GIVEN TASK:
Work through the data and report how many lines include the string "situ", giving the number alone.

--- Start of MATERIALS PROVIDED ---

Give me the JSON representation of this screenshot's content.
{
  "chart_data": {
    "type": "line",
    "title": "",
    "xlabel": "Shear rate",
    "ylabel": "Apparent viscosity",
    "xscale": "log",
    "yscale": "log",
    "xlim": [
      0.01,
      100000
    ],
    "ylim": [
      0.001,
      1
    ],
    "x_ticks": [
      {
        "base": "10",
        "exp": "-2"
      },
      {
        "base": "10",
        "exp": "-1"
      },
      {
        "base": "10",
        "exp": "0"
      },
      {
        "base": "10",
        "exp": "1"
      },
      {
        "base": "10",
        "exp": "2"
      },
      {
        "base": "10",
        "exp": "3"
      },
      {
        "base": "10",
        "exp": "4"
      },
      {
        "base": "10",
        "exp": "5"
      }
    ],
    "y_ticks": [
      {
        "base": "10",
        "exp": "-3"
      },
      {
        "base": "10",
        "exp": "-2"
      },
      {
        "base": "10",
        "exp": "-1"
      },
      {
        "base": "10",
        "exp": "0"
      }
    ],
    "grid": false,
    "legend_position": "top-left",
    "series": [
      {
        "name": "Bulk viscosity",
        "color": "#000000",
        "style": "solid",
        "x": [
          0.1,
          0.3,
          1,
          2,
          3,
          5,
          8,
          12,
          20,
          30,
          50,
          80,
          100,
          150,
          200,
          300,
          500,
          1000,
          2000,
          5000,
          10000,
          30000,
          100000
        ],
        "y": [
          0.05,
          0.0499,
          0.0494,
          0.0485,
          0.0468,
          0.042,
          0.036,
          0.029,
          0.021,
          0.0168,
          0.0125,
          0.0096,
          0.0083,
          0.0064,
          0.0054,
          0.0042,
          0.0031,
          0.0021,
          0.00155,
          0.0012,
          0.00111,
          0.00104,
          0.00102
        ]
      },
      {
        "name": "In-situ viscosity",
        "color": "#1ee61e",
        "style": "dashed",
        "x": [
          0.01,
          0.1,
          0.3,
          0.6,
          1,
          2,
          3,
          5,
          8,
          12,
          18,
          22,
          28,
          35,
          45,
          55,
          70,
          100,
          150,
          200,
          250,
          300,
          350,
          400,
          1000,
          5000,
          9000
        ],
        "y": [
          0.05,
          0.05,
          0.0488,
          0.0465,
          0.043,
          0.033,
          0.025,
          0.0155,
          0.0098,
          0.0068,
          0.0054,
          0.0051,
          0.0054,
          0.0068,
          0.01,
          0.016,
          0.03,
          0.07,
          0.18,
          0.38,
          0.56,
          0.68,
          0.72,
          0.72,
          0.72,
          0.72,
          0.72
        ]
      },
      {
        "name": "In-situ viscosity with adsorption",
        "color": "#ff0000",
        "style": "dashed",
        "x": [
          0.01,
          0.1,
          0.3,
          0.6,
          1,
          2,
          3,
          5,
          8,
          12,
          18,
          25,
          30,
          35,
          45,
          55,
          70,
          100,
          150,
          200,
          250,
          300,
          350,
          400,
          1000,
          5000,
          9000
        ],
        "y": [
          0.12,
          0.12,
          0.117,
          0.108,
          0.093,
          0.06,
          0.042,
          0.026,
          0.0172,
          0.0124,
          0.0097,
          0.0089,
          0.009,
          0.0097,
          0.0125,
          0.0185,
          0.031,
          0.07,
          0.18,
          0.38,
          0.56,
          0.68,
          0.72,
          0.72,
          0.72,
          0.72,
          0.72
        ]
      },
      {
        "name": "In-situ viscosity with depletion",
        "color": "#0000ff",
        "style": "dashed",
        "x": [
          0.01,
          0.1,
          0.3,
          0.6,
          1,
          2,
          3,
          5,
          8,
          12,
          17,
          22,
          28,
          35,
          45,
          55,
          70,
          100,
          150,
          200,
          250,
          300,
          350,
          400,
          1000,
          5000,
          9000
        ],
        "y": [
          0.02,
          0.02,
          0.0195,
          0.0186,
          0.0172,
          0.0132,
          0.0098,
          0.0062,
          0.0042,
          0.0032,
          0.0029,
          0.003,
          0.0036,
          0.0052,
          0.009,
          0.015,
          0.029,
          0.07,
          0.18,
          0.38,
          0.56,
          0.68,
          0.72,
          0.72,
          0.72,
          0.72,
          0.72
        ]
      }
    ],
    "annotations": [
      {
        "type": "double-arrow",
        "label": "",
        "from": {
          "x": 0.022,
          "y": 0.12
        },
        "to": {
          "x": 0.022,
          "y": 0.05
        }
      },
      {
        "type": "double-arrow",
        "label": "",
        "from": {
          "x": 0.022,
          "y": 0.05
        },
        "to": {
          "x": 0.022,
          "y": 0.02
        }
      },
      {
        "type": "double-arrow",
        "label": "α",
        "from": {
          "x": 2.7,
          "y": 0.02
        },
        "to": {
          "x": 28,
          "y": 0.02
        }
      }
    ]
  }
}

--- End of MATERIALS PROVIDED ---

EXERCISE OUTPUT:
3